START Input

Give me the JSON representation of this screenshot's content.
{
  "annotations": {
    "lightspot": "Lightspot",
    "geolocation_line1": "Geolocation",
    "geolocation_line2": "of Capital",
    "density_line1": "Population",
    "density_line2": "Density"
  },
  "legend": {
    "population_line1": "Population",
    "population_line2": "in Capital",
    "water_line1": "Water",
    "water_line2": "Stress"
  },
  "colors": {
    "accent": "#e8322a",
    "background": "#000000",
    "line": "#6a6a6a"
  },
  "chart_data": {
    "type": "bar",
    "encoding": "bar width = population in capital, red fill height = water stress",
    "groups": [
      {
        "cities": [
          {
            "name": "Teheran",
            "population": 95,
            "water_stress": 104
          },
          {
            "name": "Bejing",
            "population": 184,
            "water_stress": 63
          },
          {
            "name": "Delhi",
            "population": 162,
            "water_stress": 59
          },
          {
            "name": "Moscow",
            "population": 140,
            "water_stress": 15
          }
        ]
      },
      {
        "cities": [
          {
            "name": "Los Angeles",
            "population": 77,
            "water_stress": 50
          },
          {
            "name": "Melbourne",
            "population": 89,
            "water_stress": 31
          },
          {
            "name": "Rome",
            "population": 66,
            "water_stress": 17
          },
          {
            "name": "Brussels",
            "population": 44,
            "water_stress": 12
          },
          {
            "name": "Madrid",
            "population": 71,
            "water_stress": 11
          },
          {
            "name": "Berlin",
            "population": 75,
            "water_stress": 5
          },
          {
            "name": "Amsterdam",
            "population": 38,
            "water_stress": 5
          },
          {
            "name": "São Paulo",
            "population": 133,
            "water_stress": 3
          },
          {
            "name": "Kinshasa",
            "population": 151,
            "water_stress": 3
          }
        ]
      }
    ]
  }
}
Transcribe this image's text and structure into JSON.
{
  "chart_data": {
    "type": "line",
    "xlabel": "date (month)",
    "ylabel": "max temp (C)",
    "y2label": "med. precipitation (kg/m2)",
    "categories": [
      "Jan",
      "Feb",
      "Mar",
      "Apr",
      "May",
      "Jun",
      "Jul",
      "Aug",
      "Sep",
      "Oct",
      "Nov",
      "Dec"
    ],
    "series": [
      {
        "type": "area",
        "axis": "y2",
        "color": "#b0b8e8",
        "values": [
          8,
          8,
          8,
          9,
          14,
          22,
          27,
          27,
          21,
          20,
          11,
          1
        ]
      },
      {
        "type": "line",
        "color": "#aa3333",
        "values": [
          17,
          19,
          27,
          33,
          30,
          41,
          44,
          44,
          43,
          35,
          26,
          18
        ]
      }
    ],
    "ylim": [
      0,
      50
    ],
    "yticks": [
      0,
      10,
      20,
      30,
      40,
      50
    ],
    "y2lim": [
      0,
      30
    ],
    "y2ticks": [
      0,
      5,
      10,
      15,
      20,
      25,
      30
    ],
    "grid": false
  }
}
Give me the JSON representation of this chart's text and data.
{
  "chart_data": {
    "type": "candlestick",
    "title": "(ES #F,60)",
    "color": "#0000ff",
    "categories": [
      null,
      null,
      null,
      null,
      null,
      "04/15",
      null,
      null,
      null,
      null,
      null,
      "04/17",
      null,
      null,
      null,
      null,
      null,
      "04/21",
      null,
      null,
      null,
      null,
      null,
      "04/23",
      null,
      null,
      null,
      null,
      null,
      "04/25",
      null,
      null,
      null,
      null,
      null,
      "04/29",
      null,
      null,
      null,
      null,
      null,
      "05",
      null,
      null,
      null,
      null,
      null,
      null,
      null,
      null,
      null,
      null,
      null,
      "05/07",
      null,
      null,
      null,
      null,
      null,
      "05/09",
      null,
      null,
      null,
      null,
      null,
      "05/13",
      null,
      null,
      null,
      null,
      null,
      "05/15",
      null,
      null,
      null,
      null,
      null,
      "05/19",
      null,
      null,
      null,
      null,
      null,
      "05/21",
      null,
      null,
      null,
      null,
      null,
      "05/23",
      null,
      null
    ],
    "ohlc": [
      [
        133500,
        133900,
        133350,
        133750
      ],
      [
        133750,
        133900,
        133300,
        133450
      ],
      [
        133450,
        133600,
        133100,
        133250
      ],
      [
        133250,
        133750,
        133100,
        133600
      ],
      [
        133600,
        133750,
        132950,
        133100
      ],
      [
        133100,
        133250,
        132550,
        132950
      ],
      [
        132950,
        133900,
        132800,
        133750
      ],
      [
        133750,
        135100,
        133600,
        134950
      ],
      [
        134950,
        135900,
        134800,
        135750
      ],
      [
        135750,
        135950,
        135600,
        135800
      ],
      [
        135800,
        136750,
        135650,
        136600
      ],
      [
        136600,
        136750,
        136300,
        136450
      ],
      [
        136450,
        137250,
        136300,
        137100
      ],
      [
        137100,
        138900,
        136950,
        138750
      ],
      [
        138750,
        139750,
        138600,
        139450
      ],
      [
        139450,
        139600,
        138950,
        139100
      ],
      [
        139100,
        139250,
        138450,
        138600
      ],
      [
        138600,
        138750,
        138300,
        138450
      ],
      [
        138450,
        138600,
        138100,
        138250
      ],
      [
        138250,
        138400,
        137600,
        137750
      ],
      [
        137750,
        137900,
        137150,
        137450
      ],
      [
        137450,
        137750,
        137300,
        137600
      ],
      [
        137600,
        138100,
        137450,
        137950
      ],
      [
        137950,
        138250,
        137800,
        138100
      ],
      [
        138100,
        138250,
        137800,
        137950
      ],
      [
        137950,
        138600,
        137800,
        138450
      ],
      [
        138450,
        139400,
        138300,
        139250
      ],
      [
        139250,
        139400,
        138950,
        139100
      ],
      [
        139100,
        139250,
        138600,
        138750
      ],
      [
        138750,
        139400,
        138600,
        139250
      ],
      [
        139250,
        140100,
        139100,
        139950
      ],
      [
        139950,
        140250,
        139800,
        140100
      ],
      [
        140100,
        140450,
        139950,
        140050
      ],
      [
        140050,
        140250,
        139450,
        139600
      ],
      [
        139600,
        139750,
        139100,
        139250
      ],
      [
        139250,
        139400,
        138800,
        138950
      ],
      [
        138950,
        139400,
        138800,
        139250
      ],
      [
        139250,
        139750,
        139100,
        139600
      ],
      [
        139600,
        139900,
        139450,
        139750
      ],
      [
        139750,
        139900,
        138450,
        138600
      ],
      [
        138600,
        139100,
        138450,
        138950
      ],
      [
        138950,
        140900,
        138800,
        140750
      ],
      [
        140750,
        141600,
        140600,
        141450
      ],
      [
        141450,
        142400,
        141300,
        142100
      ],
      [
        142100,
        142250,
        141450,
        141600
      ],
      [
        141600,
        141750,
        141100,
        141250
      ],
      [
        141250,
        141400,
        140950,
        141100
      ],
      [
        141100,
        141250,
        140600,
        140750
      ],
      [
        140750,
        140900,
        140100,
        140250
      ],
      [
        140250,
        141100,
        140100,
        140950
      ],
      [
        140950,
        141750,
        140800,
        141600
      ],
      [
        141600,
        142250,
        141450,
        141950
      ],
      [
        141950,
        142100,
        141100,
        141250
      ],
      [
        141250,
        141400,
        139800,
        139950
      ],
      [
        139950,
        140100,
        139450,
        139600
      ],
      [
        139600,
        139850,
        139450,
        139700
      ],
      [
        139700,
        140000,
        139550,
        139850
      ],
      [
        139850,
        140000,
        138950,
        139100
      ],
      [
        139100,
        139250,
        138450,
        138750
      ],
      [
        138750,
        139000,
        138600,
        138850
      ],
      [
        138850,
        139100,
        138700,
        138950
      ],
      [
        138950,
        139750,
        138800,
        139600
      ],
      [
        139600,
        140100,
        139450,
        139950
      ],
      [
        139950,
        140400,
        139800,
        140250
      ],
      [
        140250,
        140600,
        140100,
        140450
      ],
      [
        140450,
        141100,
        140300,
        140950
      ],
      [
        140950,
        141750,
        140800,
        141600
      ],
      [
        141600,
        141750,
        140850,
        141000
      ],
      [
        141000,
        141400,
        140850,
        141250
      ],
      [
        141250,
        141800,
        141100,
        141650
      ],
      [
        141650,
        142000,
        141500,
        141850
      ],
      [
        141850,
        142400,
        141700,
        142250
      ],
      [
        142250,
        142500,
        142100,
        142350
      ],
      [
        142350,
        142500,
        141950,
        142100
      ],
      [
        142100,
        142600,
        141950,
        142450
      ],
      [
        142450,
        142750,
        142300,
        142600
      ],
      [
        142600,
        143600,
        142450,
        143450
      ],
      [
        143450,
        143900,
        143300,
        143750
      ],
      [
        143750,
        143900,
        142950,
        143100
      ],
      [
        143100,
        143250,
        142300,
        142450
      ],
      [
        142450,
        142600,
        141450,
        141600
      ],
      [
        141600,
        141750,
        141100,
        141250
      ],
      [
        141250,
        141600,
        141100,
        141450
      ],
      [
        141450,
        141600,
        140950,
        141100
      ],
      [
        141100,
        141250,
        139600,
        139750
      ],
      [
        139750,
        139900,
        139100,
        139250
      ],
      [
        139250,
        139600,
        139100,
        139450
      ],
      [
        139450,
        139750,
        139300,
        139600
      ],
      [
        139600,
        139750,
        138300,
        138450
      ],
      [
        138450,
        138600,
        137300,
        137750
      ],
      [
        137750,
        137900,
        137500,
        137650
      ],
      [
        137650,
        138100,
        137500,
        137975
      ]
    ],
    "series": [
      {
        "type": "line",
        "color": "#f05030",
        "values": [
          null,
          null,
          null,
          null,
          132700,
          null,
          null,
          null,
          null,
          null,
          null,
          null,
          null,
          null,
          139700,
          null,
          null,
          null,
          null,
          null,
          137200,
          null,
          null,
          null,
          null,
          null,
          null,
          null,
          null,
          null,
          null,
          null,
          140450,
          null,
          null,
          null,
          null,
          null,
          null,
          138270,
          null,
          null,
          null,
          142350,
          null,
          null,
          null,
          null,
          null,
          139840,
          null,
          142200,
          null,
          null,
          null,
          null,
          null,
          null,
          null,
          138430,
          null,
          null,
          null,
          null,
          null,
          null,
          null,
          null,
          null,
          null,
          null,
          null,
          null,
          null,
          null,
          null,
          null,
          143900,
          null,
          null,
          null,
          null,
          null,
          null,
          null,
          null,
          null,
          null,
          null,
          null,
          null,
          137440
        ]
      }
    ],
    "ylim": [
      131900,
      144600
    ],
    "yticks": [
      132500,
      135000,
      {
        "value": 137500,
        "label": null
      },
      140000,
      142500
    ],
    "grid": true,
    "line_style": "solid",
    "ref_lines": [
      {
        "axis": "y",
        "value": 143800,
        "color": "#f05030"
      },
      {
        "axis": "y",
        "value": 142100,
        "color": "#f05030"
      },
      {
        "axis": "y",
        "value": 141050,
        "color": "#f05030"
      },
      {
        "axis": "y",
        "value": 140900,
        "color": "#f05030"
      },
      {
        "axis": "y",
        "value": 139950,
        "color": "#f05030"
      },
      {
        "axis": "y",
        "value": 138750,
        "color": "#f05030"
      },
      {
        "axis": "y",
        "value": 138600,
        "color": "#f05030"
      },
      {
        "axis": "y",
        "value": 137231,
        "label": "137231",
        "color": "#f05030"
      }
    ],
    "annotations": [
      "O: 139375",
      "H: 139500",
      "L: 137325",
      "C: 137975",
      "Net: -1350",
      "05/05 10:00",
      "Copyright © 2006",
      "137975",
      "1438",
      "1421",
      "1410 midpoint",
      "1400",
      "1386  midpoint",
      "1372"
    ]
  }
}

END Input

Gather all lines from the records above in which "JSON" appears.

Give me the JSON representation of this screenshot's content.
Transcribe this image's text and structure into JSON.
Give me the JSON representation of this chart's text and data.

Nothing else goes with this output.